→ What is required: Drop the pictures from the entries below, then reproduce the rest exactly.

'''

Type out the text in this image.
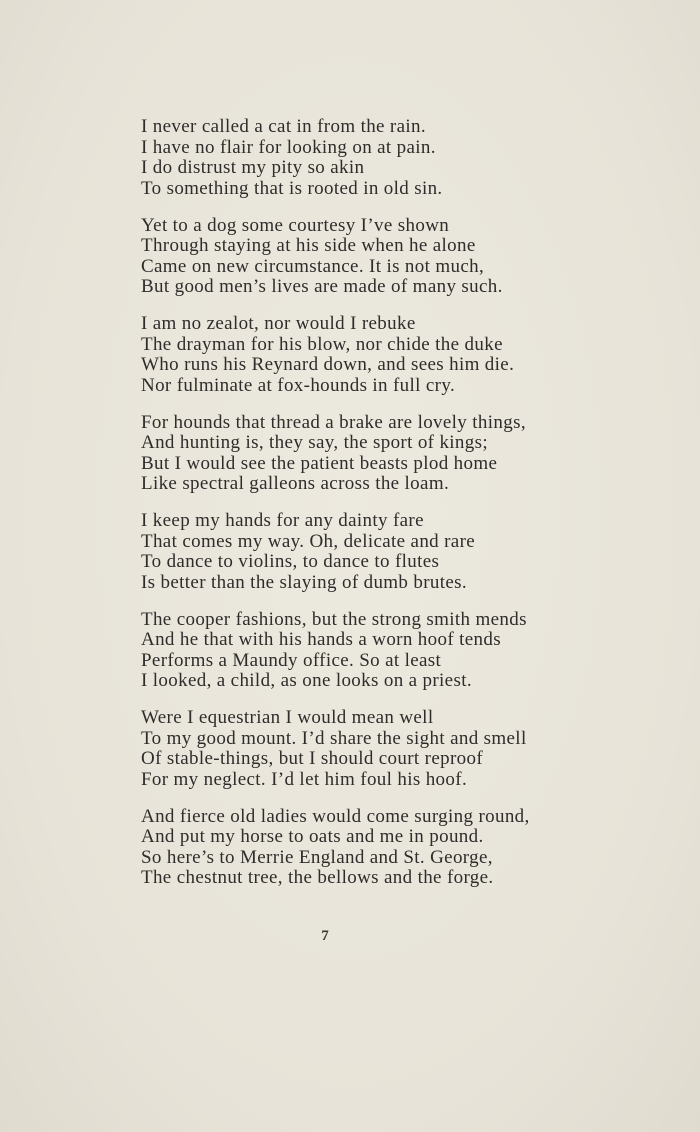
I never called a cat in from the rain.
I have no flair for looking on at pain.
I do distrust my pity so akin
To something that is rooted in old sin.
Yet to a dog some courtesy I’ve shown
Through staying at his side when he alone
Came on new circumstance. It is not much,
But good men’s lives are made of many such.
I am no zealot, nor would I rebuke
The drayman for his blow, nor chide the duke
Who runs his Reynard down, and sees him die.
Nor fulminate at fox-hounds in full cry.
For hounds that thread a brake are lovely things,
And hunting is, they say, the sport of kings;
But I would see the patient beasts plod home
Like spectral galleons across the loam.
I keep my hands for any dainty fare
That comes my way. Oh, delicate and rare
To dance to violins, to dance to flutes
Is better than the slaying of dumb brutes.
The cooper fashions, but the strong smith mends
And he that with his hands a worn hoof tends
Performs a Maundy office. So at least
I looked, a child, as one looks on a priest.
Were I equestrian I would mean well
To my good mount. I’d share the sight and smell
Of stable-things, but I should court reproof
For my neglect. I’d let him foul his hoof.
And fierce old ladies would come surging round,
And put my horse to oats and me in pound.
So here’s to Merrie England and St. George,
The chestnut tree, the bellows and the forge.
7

'''

→ Answer below:
Type out the text in this image.
I never called a cat in from the rain.
I have no flair for looking on at pain.
I do distrust my pity so akin
To something that is rooted in old sin.
Yet to a dog some courtesy I’ve shown
Through staying at his side when he alone
Came on new circumstance. It is not much,
But good men’s lives are made of many such.
I am no zealot, nor would I rebuke
The drayman for his blow, nor chide the duke
Who runs his Reynard down, and sees him die.
Nor fulminate at fox-hounds in full cry.
For hounds that thread a brake are lovely things,
And hunting is, they say, the sport of kings;
But I would see the patient beasts plod home
Like spectral galleons across the loam.
I keep my hands for any dainty fare
That comes my way. Oh, delicate and rare
To dance to violins, to dance to flutes
Is better than the slaying of dumb brutes.
The cooper fashions, but the strong smith mends
And he that with his hands a worn hoof tends
Performs a Maundy office. So at least
I looked, a child, as one looks on a priest.
Were I equestrian I would mean well
To my good mount. I’d share the sight and smell
Of stable-things, but I should court reproof
For my neglect. I’d let him foul his hoof.
And fierce old ladies would come surging round,
And put my horse to oats and me in pound.
So here’s to Merrie England and St. George,
The chestnut tree, the bellows and the forge.
7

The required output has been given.